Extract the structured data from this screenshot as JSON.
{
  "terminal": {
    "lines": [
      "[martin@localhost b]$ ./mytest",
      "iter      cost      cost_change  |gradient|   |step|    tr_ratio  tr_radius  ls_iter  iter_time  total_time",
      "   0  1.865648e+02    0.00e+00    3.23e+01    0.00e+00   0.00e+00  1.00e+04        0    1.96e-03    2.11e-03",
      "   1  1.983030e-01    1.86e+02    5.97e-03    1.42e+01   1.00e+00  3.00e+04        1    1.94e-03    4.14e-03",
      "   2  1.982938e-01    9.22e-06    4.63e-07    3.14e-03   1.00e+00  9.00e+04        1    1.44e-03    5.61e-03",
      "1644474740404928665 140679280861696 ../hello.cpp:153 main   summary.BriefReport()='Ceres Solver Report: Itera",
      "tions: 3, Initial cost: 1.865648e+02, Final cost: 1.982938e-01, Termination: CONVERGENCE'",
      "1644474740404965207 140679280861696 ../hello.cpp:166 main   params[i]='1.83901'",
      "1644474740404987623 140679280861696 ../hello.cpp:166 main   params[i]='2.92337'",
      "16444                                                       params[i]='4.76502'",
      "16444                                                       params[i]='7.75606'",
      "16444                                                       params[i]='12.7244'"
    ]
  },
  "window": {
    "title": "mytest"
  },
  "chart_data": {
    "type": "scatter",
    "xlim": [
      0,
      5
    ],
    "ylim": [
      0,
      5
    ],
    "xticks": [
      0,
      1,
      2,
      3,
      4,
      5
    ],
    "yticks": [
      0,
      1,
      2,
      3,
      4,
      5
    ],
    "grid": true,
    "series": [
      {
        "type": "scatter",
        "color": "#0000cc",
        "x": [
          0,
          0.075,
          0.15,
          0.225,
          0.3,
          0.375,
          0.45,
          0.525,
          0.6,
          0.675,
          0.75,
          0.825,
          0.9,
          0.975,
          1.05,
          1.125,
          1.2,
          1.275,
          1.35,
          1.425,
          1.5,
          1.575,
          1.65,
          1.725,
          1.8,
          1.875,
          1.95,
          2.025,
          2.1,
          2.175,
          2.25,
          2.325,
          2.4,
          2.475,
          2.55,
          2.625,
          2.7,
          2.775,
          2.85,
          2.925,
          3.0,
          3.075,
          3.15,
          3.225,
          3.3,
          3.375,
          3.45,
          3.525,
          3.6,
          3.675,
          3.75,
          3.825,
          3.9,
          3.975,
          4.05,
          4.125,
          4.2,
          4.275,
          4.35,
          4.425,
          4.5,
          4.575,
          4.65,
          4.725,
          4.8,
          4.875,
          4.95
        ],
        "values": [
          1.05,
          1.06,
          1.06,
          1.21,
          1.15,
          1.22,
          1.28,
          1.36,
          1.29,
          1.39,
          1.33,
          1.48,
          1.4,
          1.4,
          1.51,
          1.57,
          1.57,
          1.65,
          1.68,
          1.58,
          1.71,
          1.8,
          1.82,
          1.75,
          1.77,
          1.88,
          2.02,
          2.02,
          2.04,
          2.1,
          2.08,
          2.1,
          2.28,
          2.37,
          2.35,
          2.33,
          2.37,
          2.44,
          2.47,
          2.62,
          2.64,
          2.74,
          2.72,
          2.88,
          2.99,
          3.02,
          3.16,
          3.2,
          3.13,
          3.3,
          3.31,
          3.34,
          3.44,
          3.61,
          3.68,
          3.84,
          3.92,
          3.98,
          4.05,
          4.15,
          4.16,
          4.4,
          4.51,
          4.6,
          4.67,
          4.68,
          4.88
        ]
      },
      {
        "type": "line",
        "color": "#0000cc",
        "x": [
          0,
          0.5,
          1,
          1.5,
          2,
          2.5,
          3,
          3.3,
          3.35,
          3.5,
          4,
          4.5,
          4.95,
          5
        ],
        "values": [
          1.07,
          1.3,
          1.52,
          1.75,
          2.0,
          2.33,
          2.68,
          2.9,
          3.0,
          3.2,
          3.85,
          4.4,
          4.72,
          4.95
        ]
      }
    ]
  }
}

+---+

**Job**
Track down every line of the material containing the string "type", and copy it.

**Result for this task**
    "type": "scatter",
        "type": "scatter",
        "type": "line",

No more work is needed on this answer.